[Set problem]:
Beginning with the line that contains "Transcribe this image's", reproduce the remaining lines of the material exactly, up to and including the last one, but no pictures.

[Dataset records]:
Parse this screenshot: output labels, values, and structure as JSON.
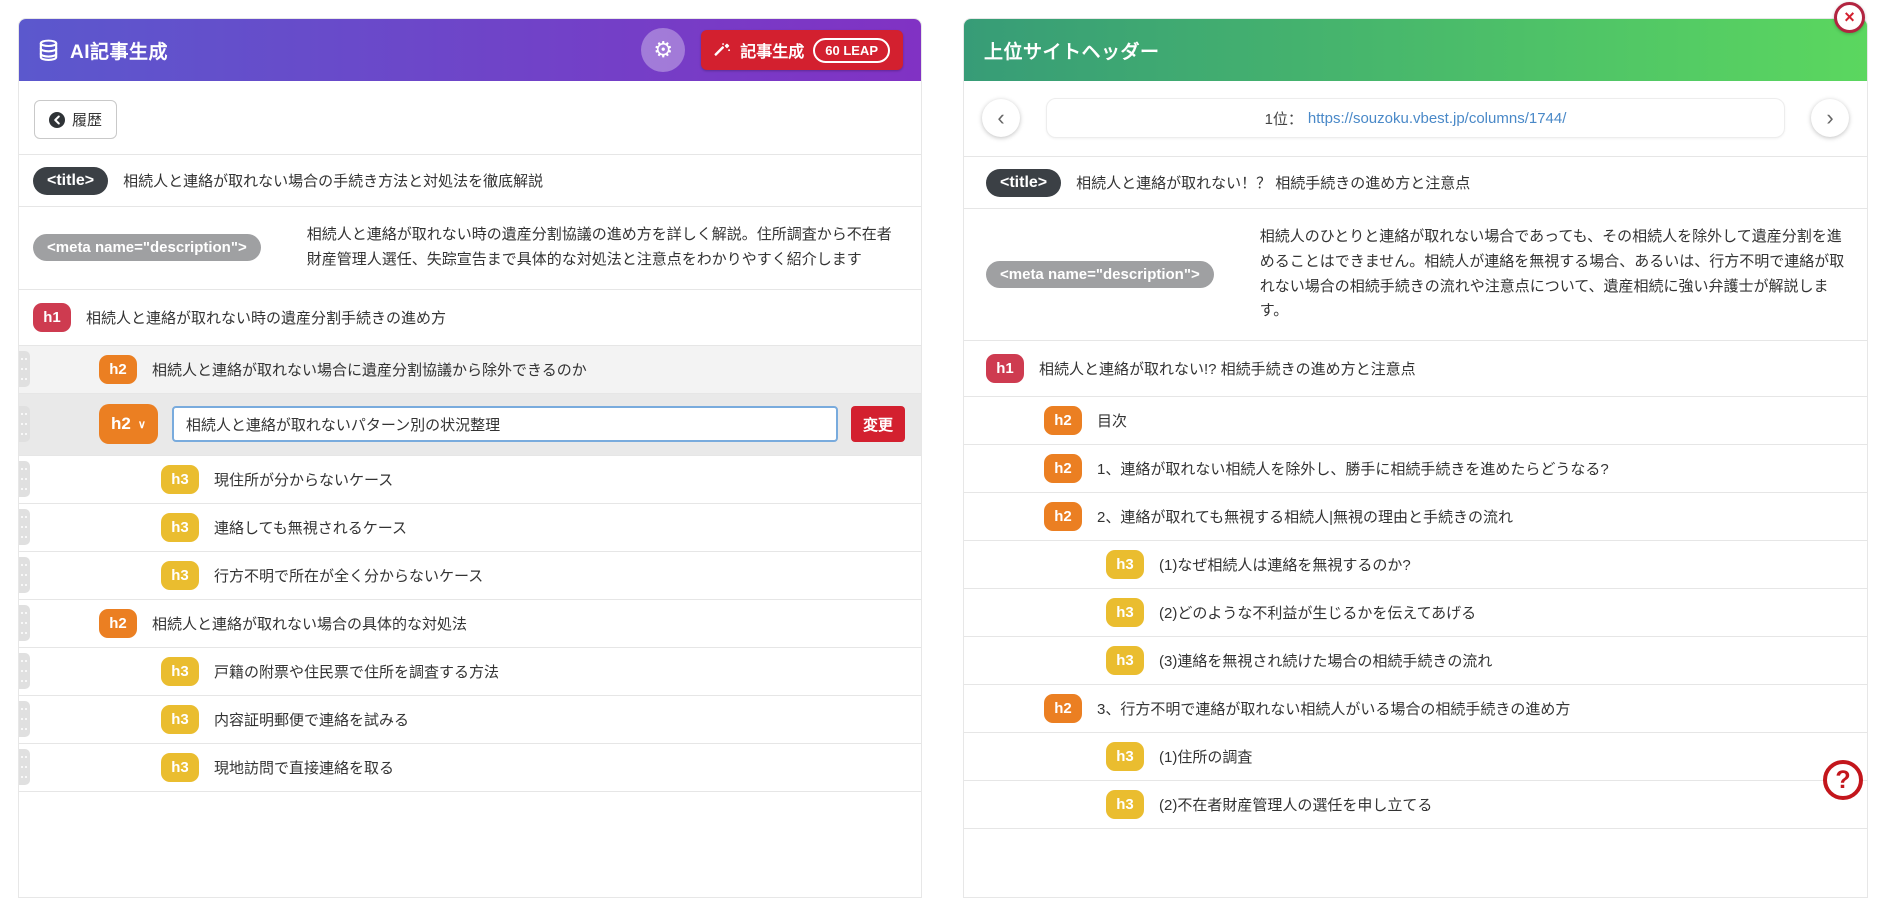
{
  "colors": {
    "header_left_gradient": [
      "#5b58cd",
      "#8132c4"
    ],
    "header_right_gradient": [
      "#379c77",
      "#5bd75f"
    ],
    "h1_badge": "#ce3b50",
    "h2_badge": "#eb7f22",
    "h3_badge": "#eabd2f",
    "accent_red": "#d3202f",
    "link": "#4a89c8"
  },
  "icons": {
    "database": "database-icon",
    "gear": "⚙",
    "wand": "magic-wand-icon",
    "history_back": "circle-arrow-left-icon",
    "caret_down": "∨",
    "prev": "‹",
    "next": "›",
    "close": "×",
    "help": "?"
  },
  "left_panel": {
    "header": {
      "title": "AI記事生成",
      "generate_label": "記事生成",
      "generate_badge": "60 LEAP"
    },
    "history_label": "履歴",
    "title_row": {
      "tag": "<title>",
      "text": "相続人と連絡が取れない場合の手続き方法と対処法を徹底解説"
    },
    "meta_row": {
      "tag": "<meta name=\"description\">",
      "text": "相続人と連絡が取れない時の遺産分割協議の進め方を詳しく解説。住所調査から不在者財産管理人選任、失踪宣告まで具体的な対処法と注意点をわかりやすく紹介します"
    },
    "edit_row": {
      "tag": "h2",
      "value": "相続人と連絡が取れないパターン別の状況整理",
      "change_label": "変更"
    },
    "outline": [
      {
        "tag": "h1",
        "text": "相続人と連絡が取れない時の遺産分割手続きの進め方"
      },
      {
        "tag": "h2",
        "text": "相続人と連絡が取れない場合に遺産分割協議から除外できるのか"
      },
      {
        "tag": "h3",
        "text": "現住所が分からないケース"
      },
      {
        "tag": "h3",
        "text": "連絡しても無視されるケース"
      },
      {
        "tag": "h3",
        "text": "行方不明で所在が全く分からないケース"
      },
      {
        "tag": "h2",
        "text": "相続人と連絡が取れない場合の具体的な対処法"
      },
      {
        "tag": "h3",
        "text": "戸籍の附票や住民票で住所を調査する方法"
      },
      {
        "tag": "h3",
        "text": "内容証明郵便で連絡を試みる"
      },
      {
        "tag": "h3",
        "text": "現地訪問で直接連絡を取る"
      }
    ]
  },
  "right_panel": {
    "header": {
      "title": "上位サイトヘッダー"
    },
    "nav": {
      "rank_label": "1位：",
      "url": "https://souzoku.vbest.jp/columns/1744/"
    },
    "title_row": {
      "tag": "<title>",
      "text": "相続人と連絡が取れない！？ 相続手続きの進め方と注意点"
    },
    "meta_row": {
      "tag": "<meta name=\"description\">",
      "text": "相続人のひとりと連絡が取れない場合であっても、その相続人を除外して遺産分割を進めることはできません。相続人が連絡を無視する場合、あるいは、行方不明で連絡が取れない場合の相続手続きの流れや注意点について、遺産相続に強い弁護士が解説します。"
    },
    "outline": [
      {
        "tag": "h1",
        "text": "相続人と連絡が取れない!? 相続手続きの進め方と注意点"
      },
      {
        "tag": "h2",
        "text": "目次"
      },
      {
        "tag": "h2",
        "text": "1、連絡が取れない相続人を除外し、勝手に相続手続きを進めたらどうなる?"
      },
      {
        "tag": "h2",
        "text": "2、連絡が取れても無視する相続人|無視の理由と手続きの流れ"
      },
      {
        "tag": "h3",
        "text": "(1)なぜ相続人は連絡を無視するのか?"
      },
      {
        "tag": "h3",
        "text": "(2)どのような不利益が生じるかを伝えてあげる"
      },
      {
        "tag": "h3",
        "text": "(3)連絡を無視され続けた場合の相続手続きの流れ"
      },
      {
        "tag": "h2",
        "text": "3、行方不明で連絡が取れない相続人がいる場合の相続手続きの進め方"
      },
      {
        "tag": "h3",
        "text": "(1)住所の調査"
      },
      {
        "tag": "h3",
        "text": "(2)不在者財産管理人の選任を申し立てる"
      }
    ]
  }
}
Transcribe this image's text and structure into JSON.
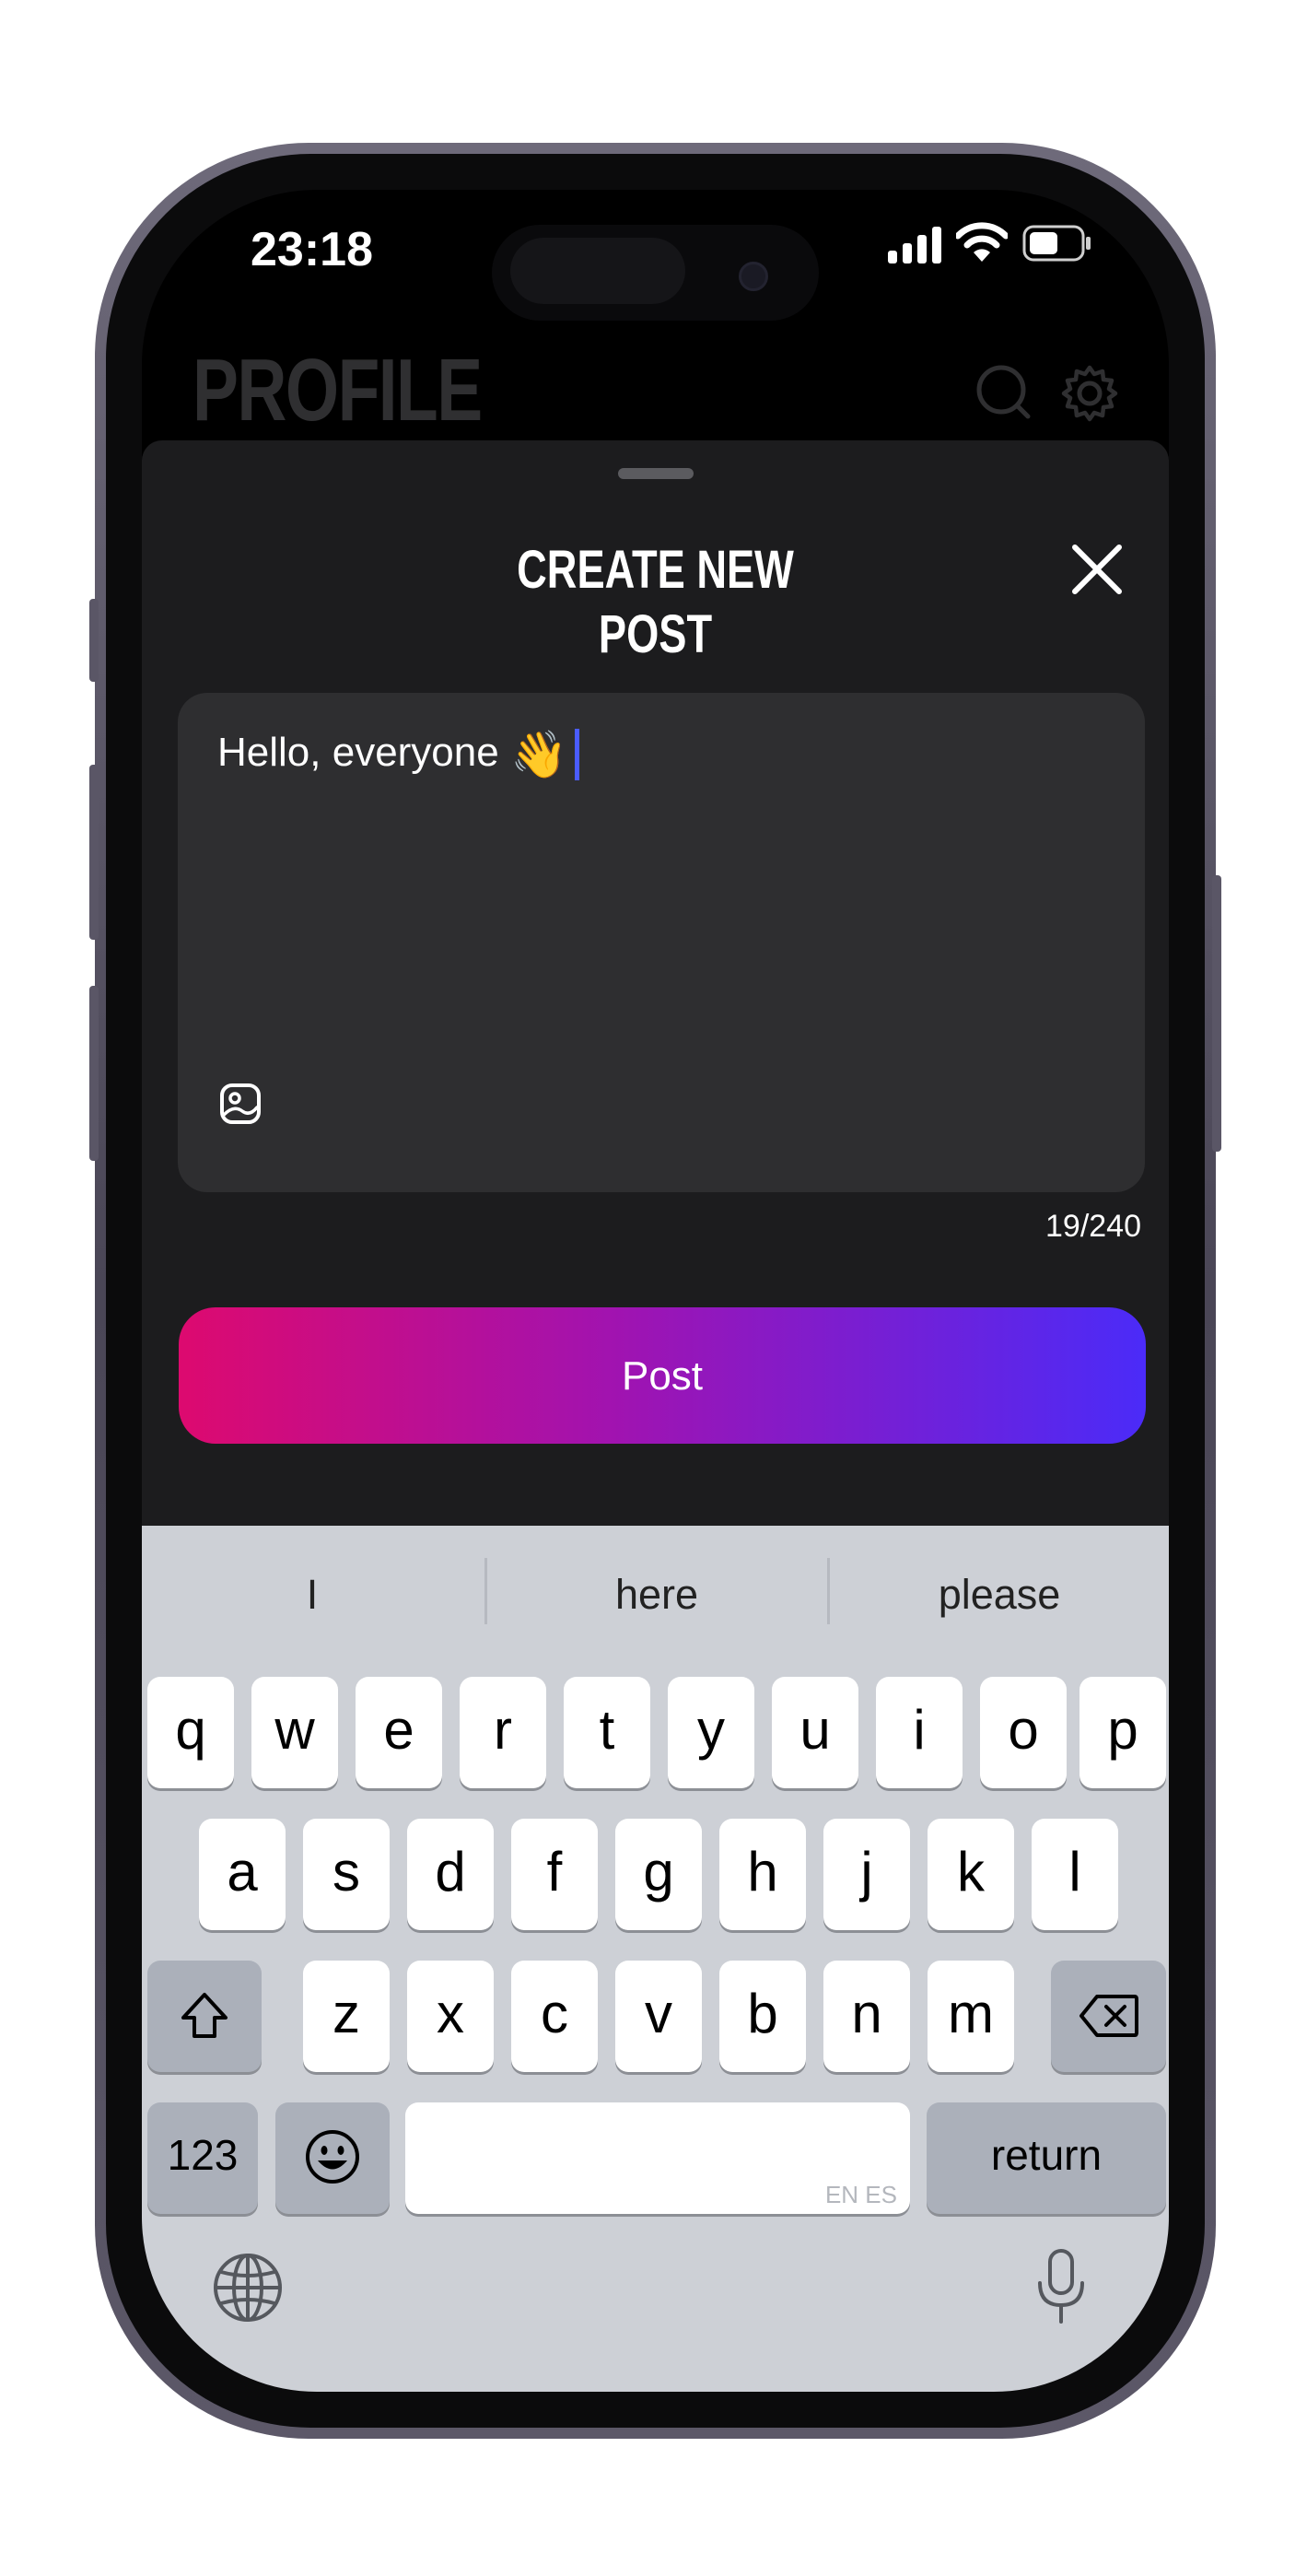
{
  "status_bar": {
    "time": "23:18"
  },
  "background_screen": {
    "title": "PROFILE"
  },
  "sheet": {
    "title": "CREATE NEW POST",
    "post_text": "Hello, everyone",
    "post_emoji": "👋",
    "counter": "19/240",
    "post_button": "Post"
  },
  "keyboard": {
    "suggestions": [
      "I",
      "here",
      "please"
    ],
    "row1": [
      "q",
      "w",
      "e",
      "r",
      "t",
      "y",
      "u",
      "i",
      "o",
      "p"
    ],
    "row2": [
      "a",
      "s",
      "d",
      "f",
      "g",
      "h",
      "j",
      "k",
      "l"
    ],
    "row3": [
      "z",
      "x",
      "c",
      "v",
      "b",
      "n",
      "m"
    ],
    "numbers_key": "123",
    "space_languages": "EN ES",
    "return_key": "return"
  },
  "icons": [
    "search-icon",
    "settings-icon",
    "close-icon",
    "image-icon",
    "shift-icon",
    "delete-icon",
    "emoji-icon",
    "globe-icon",
    "microphone-icon"
  ],
  "colors": {
    "gradient_start": "#dd0a6f",
    "gradient_end": "#4b2bf8",
    "caret": "#4a5cff",
    "sheet_bg": "#1c1c1e",
    "keyboard_bg": "#cdd0d6"
  }
}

[Expected output]:
Transcribe this image's text and structure into JSON.
{
  "status_bar": {
    "time": "23:18"
  },
  "background_screen": {
    "title": "PROFILE"
  },
  "sheet": {
    "title": "CREATE NEW POST",
    "post_text": "Hello, everyone",
    "post_emoji": "👋",
    "counter": "19/240",
    "post_button": "Post"
  },
  "keyboard": {
    "suggestions": [
      "I",
      "here",
      "please"
    ],
    "row1": [
      "q",
      "w",
      "e",
      "r",
      "t",
      "y",
      "u",
      "i",
      "o",
      "p"
    ],
    "row2": [
      "a",
      "s",
      "d",
      "f",
      "g",
      "h",
      "j",
      "k",
      "l"
    ],
    "row3": [
      "z",
      "x",
      "c",
      "v",
      "b",
      "n",
      "m"
    ],
    "numbers_key": "123",
    "space_languages": "EN ES",
    "return_key": "return"
  },
  "icons": [
    "search-icon",
    "settings-icon",
    "close-icon",
    "image-icon",
    "shift-icon",
    "delete-icon",
    "emoji-icon",
    "globe-icon",
    "microphone-icon"
  ],
  "colors": {
    "gradient_start": "#dd0a6f",
    "gradient_end": "#4b2bf8",
    "caret": "#4a5cff",
    "sheet_bg": "#1c1c1e",
    "keyboard_bg": "#cdd0d6"
  }
}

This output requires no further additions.